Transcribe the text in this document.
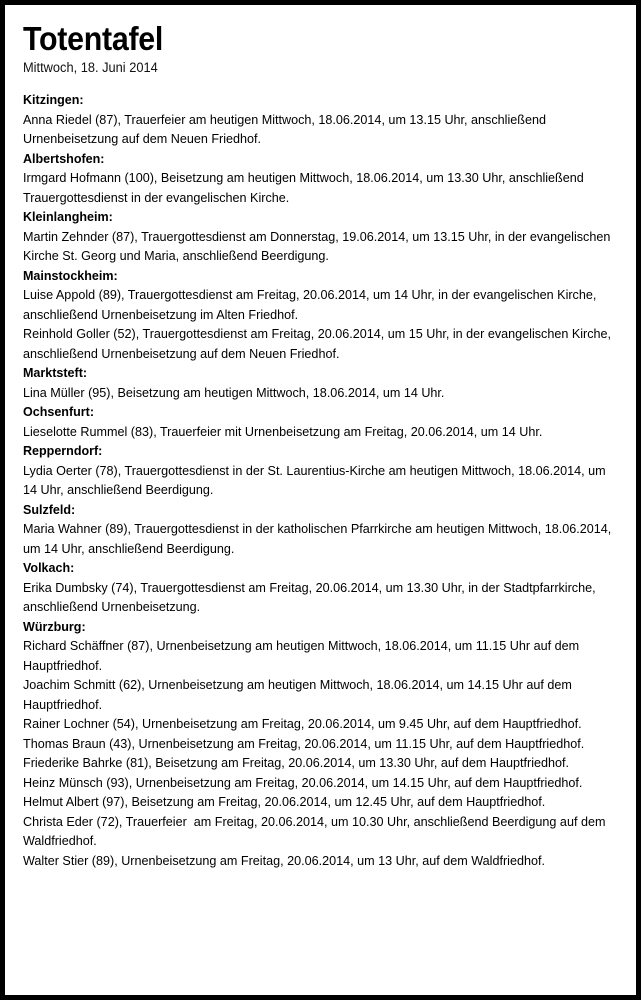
Totentafel
Mittwoch, 18. Juni 2014
Kitzingen:
Anna Riedel (87), Trauerfeier am heutigen Mittwoch, 18.06.2014, um 13.15 Uhr, anschließend Urnenbeisetzung auf dem Neuen Friedhof.
Albertshofen:
Irmgard Hofmann (100), Beisetzung am heutigen Mittwoch, 18.06.2014, um 13.30 Uhr, anschließend Trauergottesdienst in der evangelischen Kirche.
Kleinlangheim:
Martin Zehnder (87), Trauergottesdienst am Donnerstag, 19.06.2014, um 13.15 Uhr, in der evangelischen Kirche St. Georg und Maria, anschließend Beerdigung.
Mainstockheim:
Luise Appold (89), Trauergottesdienst am Freitag, 20.06.2014, um 14 Uhr, in der evangelischen Kirche, anschließend Urnenbeisetzung im Alten Friedhof.
Reinhold Goller (52), Trauergottesdienst am Freitag, 20.06.2014, um 15 Uhr, in der evangelischen Kirche, anschließend Urnenbeisetzung auf dem Neuen Friedhof.
Marktsteft:
Lina Müller (95), Beisetzung am heutigen Mittwoch, 18.06.2014, um 14 Uhr.
Ochsenfurt:
Lieselotte Rummel (83), Trauerfeier mit Urnenbeisetzung am Freitag, 20.06.2014, um 14 Uhr.
Repperndorf:
Lydia Oerter (78), Trauergottesdienst in der St. Laurentius-Kirche am heutigen Mittwoch, 18.06.2014, um 14 Uhr, anschließend Beerdigung.
Sulzfeld:
Maria Wahner (89), Trauergottesdienst in der katholischen Pfarrkirche am heutigen Mittwoch, 18.06.2014, um 14 Uhr, anschließend Beerdigung.
Volkach:
Erika Dumbsky (74), Trauergottesdienst am Freitag, 20.06.2014, um 13.30 Uhr, in der Stadtpfarrkirche, anschließend Urnenbeisetzung.
Würzburg:
Richard Schäffner (87), Urnenbeisetzung am heutigen Mittwoch, 18.06.2014, um 11.15 Uhr auf dem Hauptfriedhof.
Joachim Schmitt (62), Urnenbeisetzung am heutigen Mittwoch, 18.06.2014, um 14.15 Uhr auf dem Hauptfriedhof.
Rainer Lochner (54), Urnenbeisetzung am Freitag, 20.06.2014, um 9.45 Uhr, auf dem Hauptfriedhof.
Thomas Braun (43), Urnenbeisetzung am Freitag, 20.06.2014, um 11.15 Uhr, auf dem Hauptfriedhof.
Friederike Bahrke (81), Beisetzung am Freitag, 20.06.2014, um 13.30 Uhr, auf dem Hauptfriedhof.
Heinz Münsch (93), Urnenbeisetzung am Freitag, 20.06.2014, um 14.15 Uhr, auf dem Hauptfriedhof.
Helmut Albert (97), Beisetzung am Freitag, 20.06.2014, um 12.45 Uhr, auf dem Hauptfriedhof.
Christa Eder (72), Trauerfeier  am Freitag, 20.06.2014, um 10.30 Uhr, anschließend Beerdigung auf dem Waldfriedhof.
Walter Stier (89), Urnenbeisetzung am Freitag, 20.06.2014, um 13 Uhr, auf dem Waldfriedhof.
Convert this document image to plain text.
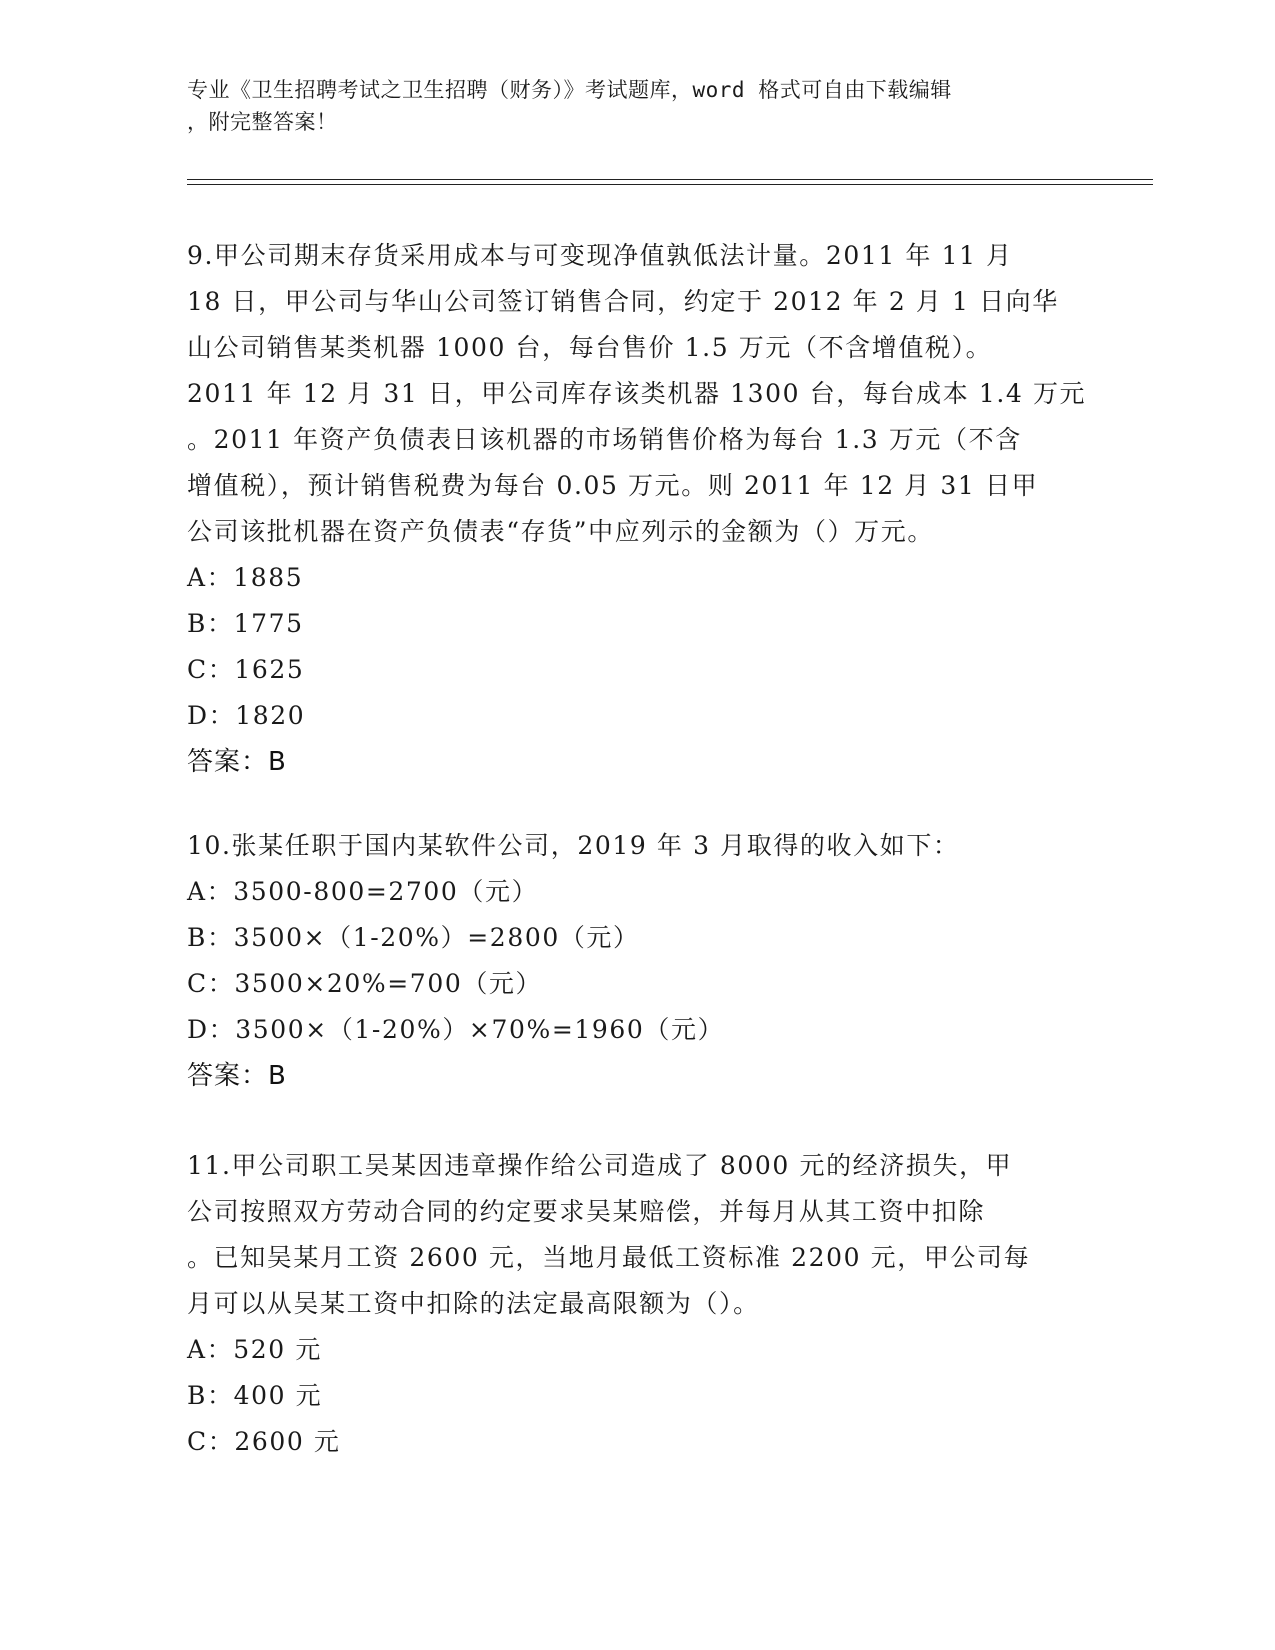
专业《卫生招聘考试之卫生招聘（财务）》考试题库，word 格式可自由下载编辑
，附完整答案！
9.甲公司期末存货采用成本与可变现净值孰低法计量。2011 年 11 月
18 日，甲公司与华山公司签订销售合同，约定于 2012 年 2 月 1 日向华
山公司销售某类机器 1000 台，每台售价 1.5 万元（不含增值税）。
2011 年 12 月 31 日，甲公司库存该类机器 1300 台，每台成本 1.4 万元
。2011 年资产负债表日该机器的市场销售价格为每台 1.3 万元（不含
增值税），预计销售税费为每台 0.05 万元。则 2011 年 12 月 31 日甲
公司该批机器在资产负债表“存货”中应列示的金额为（）万元。
A：1885
B：1775
C：1625
D：1820
答案：B
10.张某任职于国内某软件公司，2019 年 3 月取得的收入如下：
A：3500-800=2700（元）
B：3500×（1-20%）=2800（元）
C：3500×20%=700（元）
D：3500×（1-20%）×70%=1960（元）
答案：B
11.甲公司职工吴某因违章操作给公司造成了 8000 元的经济损失，甲
公司按照双方劳动合同的约定要求吴某赔偿，并每月从其工资中扣除
。已知吴某月工资 2600 元，当地月最低工资标准 2200 元，甲公司每
月可以从吴某工资中扣除的法定最高限额为（）。
A：520 元
B：400 元
C：2600 元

Challenge = Leave out the pictures and reproduce the rest of the listing exactly.

Answer below =
Transcribe the text in this document.
Totentafel
Mittwoch, 18. Juni 2014
Kitzingen:
Anna Riedel (87), Trauerfeier am heutigen Mittwoch, 18.06.2014, um 13.15 Uhr, anschließend Urnenbeisetzung auf dem Neuen Friedhof.
Albertshofen:
Irmgard Hofmann (100), Beisetzung am heutigen Mittwoch, 18.06.2014, um 13.30 Uhr, anschließend Trauergottesdienst in der evangelischen Kirche.
Kleinlangheim:
Martin Zehnder (87), Trauergottesdienst am Donnerstag, 19.06.2014, um 13.15 Uhr, in der evangelischen Kirche St. Georg und Maria, anschließend Beerdigung.
Mainstockheim:
Luise Appold (89), Trauergottesdienst am Freitag, 20.06.2014, um 14 Uhr, in der evangelischen Kirche, anschließend Urnenbeisetzung im Alten Friedhof.
Reinhold Goller (52), Trauergottesdienst am Freitag, 20.06.2014, um 15 Uhr, in der evangelischen Kirche, anschließend Urnenbeisetzung auf dem Neuen Friedhof.
Marktsteft:
Lina Müller (95), Beisetzung am heutigen Mittwoch, 18.06.2014, um 14 Uhr.
Ochsenfurt:
Lieselotte Rummel (83), Trauerfeier mit Urnenbeisetzung am Freitag, 20.06.2014, um 14 Uhr.
Repperndorf:
Lydia Oerter (78), Trauergottesdienst in der St. Laurentius-Kirche am heutigen Mittwoch, 18.06.2014, um 14 Uhr, anschließend Beerdigung.
Sulzfeld:
Maria Wahner (89), Trauergottesdienst in der katholischen Pfarrkirche am heutigen Mittwoch, 18.06.2014, um 14 Uhr, anschließend Beerdigung.
Volkach:
Erika Dumbsky (74), Trauergottesdienst am Freitag, 20.06.2014, um 13.30 Uhr, in der Stadtpfarrkirche, anschließend Urnenbeisetzung.
Würzburg:
Richard Schäffner (87), Urnenbeisetzung am heutigen Mittwoch, 18.06.2014, um 11.15 Uhr auf dem Hauptfriedhof.
Joachim Schmitt (62), Urnenbeisetzung am heutigen Mittwoch, 18.06.2014, um 14.15 Uhr auf dem Hauptfriedhof.
Rainer Lochner (54), Urnenbeisetzung am Freitag, 20.06.2014, um 9.45 Uhr, auf dem Hauptfriedhof.
Thomas Braun (43), Urnenbeisetzung am Freitag, 20.06.2014, um 11.15 Uhr, auf dem Hauptfriedhof.
Friederike Bahrke (81), Beisetzung am Freitag, 20.06.2014, um 13.30 Uhr, auf dem Hauptfriedhof.
Heinz Münsch (93), Urnenbeisetzung am Freitag, 20.06.2014, um 14.15 Uhr, auf dem Hauptfriedhof.
Helmut Albert (97), Beisetzung am Freitag, 20.06.2014, um 12.45 Uhr, auf dem Hauptfriedhof.
Christa Eder (72), Trauerfeier  am Freitag, 20.06.2014, um 10.30 Uhr, anschließend Beerdigung auf dem Waldfriedhof.
Walter Stier (89), Urnenbeisetzung am Freitag, 20.06.2014, um 13 Uhr, auf dem Waldfriedhof.
Convert this document image to plain text.
专业《卫生招聘考试之卫生招聘（财务）》考试题库，word 格式可自由下载编辑
，附完整答案！
9.甲公司期末存货采用成本与可变现净值孰低法计量。2011 年 11 月
18 日，甲公司与华山公司签订销售合同，约定于 2012 年 2 月 1 日向华
山公司销售某类机器 1000 台，每台售价 1.5 万元（不含增值税）。
2011 年 12 月 31 日，甲公司库存该类机器 1300 台，每台成本 1.4 万元
。2011 年资产负债表日该机器的市场销售价格为每台 1.3 万元（不含
增值税），预计销售税费为每台 0.05 万元。则 2011 年 12 月 31 日甲
公司该批机器在资产负债表“存货”中应列示的金额为（）万元。
A：1885
B：1775
C：1625
D：1820
答案：B
10.张某任职于国内某软件公司，2019 年 3 月取得的收入如下：
A：3500-800=2700（元）
B：3500×（1-20%）=2800（元）
C：3500×20%=700（元）
D：3500×（1-20%）×70%=1960（元）
答案：B
11.甲公司职工吴某因违章操作给公司造成了 8000 元的经济损失，甲
公司按照双方劳动合同的约定要求吴某赔偿，并每月从其工资中扣除
。已知吴某月工资 2600 元，当地月最低工资标准 2200 元，甲公司每
月可以从吴某工资中扣除的法定最高限额为（）。
A：520 元
B：400 元
C：2600 元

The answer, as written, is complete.